--- Start of Reading text ---

Suppose, for example, you are anchoring on a "patchy" bottom so you cant predict exacly what your anchor will be in, say mud and weed, (or, more simply, you dont know the nature of the substrate and dont have time to find out) and you set a fisherman/danforth combo. As I understand it, the danforth is relatively good in mud and the fisherman in weed, so TOGETHER they could give you a better chance of holding, and thus approach the "universal" ideal.

(Application of Sods Law would suggest that the Danforth will set in weed and the fisherman in mud, but maybe dragging will fix that sometimes)
 
I think that's actually a pretty hot tip for Ducked.

All Spades are rusty if they're not pretty new, and few owners with the patience to melt out the lead and all that in order to get them regalvanised. I bet they are not that hard to find in rubbish tips.

Why haven't they figured that out in 30+ years of production? Lack of patience to melt out the lead etc. was actually why I switched to Ultra; my last rusty 55kg Spade is knocked down in the bilge.
Faced with a rusty anchor (my CQR had/has some rust on the pointy bit where the galvanizing has worn off, and will probably be worse now) I would probably try my abrade-with-aluminium-and-a-veg-oil-or-alkyd-resin-binder thing. Wont stand up to abrasion in use but trivial to re-do and should be ok in standby storage, which is where most anchors spend most of the time.

Dont much like the idea of internal voids though. Such rot-traps used to be old car killers and I'd expect they would do the same to old anchors. given time.
 
Faced with a rusty anchor (my CQR had/has some rust on the pointy bit where the galvanizing has worn off, and will probably be worse now) I would probably try my abrade-with-aluminium-and-a-veg-oil-or-alkyd-resin-binder thing. Wont stand up to abrasion in use but trivial to re-do and should be ok in standby storage, which is where most anchors spend most of the time.

Dont much like the idea of internal voids though. Such rot-traps used to be old car killers and I'd expect they would do the same to old anchors. given time.
I admire Dockhead - he seems to see up with people who post and knew you had a CQR! He might know what yacht you have - I confess I don't know your yacht nor how big it is. Nor do I know your chain size

There are many, and a good few here, who will maybe not swear by a CQR but would not condemn it. I would condemn copies and I confess that the small CQR, genuine, we had never failed us - but we never really tested it in the extreme, either extreme weather or extreme seabed.

There are many reliable anchors now, Rocna, Vulcan, Supreme, Kobra (which are relatively cheap), Viking, Odin, buy these 2 direct off the Viking website, Spade (of course, but relatively expensive - though over time the cost is peanuts - the main dealer is in/on the Channel Islands, Ultra (seriously expensive), Excel, SARCA (Jimmy Green), Kobra, as mentioned its a Plastimo product (but available in UK chandlers. Any I don't mention, I've forgotten them or don't recommend.

--- End of Reading text ---
--- Start of Given data ---

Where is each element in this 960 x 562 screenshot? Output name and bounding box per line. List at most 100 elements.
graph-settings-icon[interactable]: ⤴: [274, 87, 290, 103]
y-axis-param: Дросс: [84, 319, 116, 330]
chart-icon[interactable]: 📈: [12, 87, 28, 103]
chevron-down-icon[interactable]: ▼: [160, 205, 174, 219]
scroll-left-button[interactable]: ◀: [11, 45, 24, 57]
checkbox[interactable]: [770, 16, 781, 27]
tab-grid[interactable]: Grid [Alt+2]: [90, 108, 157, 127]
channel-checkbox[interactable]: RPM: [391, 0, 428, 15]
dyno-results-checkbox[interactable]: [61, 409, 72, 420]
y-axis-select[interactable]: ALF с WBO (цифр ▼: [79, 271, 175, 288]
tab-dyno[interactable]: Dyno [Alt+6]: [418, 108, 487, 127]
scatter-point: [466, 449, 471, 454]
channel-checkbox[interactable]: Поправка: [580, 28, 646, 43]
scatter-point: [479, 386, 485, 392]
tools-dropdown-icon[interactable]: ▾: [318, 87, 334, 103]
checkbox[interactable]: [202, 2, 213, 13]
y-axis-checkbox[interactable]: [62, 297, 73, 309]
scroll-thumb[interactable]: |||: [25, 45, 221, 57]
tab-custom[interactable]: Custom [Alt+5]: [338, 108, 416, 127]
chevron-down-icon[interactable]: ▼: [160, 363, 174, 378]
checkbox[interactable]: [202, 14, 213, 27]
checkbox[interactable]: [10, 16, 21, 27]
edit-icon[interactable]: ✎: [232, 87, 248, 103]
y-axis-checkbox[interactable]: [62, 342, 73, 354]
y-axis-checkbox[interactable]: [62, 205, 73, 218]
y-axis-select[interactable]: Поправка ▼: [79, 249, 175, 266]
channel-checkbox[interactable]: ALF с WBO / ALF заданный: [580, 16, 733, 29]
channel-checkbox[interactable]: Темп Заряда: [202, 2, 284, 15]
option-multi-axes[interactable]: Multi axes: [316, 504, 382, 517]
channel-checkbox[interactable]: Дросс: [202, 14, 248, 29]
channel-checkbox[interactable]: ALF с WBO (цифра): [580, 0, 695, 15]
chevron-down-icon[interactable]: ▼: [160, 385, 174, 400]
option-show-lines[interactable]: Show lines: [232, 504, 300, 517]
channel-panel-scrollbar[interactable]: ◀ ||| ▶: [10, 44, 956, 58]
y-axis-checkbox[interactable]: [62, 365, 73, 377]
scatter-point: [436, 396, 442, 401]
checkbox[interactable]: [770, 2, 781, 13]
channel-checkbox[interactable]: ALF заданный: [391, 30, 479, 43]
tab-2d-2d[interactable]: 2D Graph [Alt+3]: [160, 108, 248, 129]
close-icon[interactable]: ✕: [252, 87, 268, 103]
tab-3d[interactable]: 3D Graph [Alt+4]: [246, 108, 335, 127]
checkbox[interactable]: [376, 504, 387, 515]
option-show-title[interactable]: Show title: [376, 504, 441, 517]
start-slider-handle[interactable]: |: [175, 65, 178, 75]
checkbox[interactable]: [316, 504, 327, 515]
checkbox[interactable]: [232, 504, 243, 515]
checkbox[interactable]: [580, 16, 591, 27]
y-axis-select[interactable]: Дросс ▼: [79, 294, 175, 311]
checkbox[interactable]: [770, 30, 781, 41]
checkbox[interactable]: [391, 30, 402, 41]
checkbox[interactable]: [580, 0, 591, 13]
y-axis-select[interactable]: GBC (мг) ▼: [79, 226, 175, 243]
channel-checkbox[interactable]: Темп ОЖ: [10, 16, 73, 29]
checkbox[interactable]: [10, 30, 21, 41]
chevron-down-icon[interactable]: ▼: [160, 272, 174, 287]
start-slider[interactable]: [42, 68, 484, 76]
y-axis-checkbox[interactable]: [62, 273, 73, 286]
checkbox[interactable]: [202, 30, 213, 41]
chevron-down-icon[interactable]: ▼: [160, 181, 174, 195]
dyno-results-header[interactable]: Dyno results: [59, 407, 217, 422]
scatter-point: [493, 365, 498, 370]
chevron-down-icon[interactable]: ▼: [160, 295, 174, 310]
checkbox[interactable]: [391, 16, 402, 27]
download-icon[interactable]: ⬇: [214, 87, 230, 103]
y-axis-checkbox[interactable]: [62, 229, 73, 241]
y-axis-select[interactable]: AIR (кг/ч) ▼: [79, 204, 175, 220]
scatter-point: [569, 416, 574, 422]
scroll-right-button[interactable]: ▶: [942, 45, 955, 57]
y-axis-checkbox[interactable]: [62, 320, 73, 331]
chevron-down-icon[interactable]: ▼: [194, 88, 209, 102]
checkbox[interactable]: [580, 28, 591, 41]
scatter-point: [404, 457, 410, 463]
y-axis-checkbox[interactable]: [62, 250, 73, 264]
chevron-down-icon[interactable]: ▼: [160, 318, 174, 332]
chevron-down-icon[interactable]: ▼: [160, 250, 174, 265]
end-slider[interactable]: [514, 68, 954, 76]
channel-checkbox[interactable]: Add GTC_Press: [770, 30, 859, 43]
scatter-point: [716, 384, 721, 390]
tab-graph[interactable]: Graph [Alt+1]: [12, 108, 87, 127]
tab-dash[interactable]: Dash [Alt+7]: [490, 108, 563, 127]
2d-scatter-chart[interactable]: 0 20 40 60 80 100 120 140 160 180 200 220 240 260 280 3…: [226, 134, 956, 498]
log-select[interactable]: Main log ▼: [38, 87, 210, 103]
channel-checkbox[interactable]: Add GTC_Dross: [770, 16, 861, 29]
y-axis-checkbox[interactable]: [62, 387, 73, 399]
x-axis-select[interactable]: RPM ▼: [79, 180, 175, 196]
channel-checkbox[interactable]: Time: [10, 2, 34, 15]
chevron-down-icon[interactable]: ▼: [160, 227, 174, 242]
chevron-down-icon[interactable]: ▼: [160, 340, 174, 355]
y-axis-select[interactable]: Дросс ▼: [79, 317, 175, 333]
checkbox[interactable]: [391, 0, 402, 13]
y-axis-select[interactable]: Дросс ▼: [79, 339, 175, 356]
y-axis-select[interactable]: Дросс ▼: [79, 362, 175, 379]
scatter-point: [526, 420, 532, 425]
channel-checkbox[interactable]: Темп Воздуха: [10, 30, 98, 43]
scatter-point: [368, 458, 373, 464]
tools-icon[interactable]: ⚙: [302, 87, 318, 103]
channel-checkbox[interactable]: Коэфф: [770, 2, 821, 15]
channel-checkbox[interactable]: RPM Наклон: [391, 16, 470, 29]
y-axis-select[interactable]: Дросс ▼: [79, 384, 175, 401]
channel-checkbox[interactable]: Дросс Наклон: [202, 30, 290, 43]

--- End of Given data ---

Required tasks –
**A)** Update the anchor discussion from "Why haven't they" up to and including "in the bilge.", replacing "bilge" with "forepeak".
**B)** Please take the anchor discussion further, picking up after its final sentence.

Answer list –
**A)**
Why haven't they figured that out in 30+ years of production? Lack of patience to melt out the lead etc. was actually why I switched to Ultra; my last rusty 55kg Spade is knocked down in the forepeak.

**B)**
All of these anchors are reliable in most seabeds and will set with ease. You need to check they fit on your bow roller, don't laugh - its an issue. You then need a decent shackle - read the recent Lidl shackle thread.

and/or ask here on PBO - and sift through the replies.

Jonathan
 
I'd think, at least theoretically, that two bad anchors could at least be almost as good as one good one.

Suppose, for example, you are anchoring on a "patchy" bottom so you cant predict exacly what your anchor will be in, say mud and weed, (or, more simply, you dont know the nature of the substrate and dont have time to find out) and you set a fisherman/danforth combo. As I understand it, the danforth is relatively good in mud and the fisherman in weed, so TOGETHER they could give you a better chance of holding, and thus approach the "universal" ideal.

(Application of Sods Law would suggest that the Danforth will set in weed and the fisherman in mud, but maybe dragging will fix that sometimes)
This was the solution used by all cruising sailors, including myself, until the advent of better and more versatile anchors.

The modern solution is a single large new-generation anchor. Modern anchors work well in a much greater range of substrates, and the larger size rather than two smaller specialist anchors gives this option better performance even if the anchor is in a less than ideal substrate.

The old methods can still work, but there are significant drawbacks, which is why most sailors anchoring frequently have changed.

Using your example of two specialist anchors: Danforth, which is very good in mud substrates, providing the direction of pull does not change, and a Fisherman’s anchor, good in weed and once again vulnerable in a wind change (because of the fluke sticking above the substrate). There are still many substrates (or in this case a wind change) where both anchors are poor, especially as both anchors need to be kept small to make deploying two feasible.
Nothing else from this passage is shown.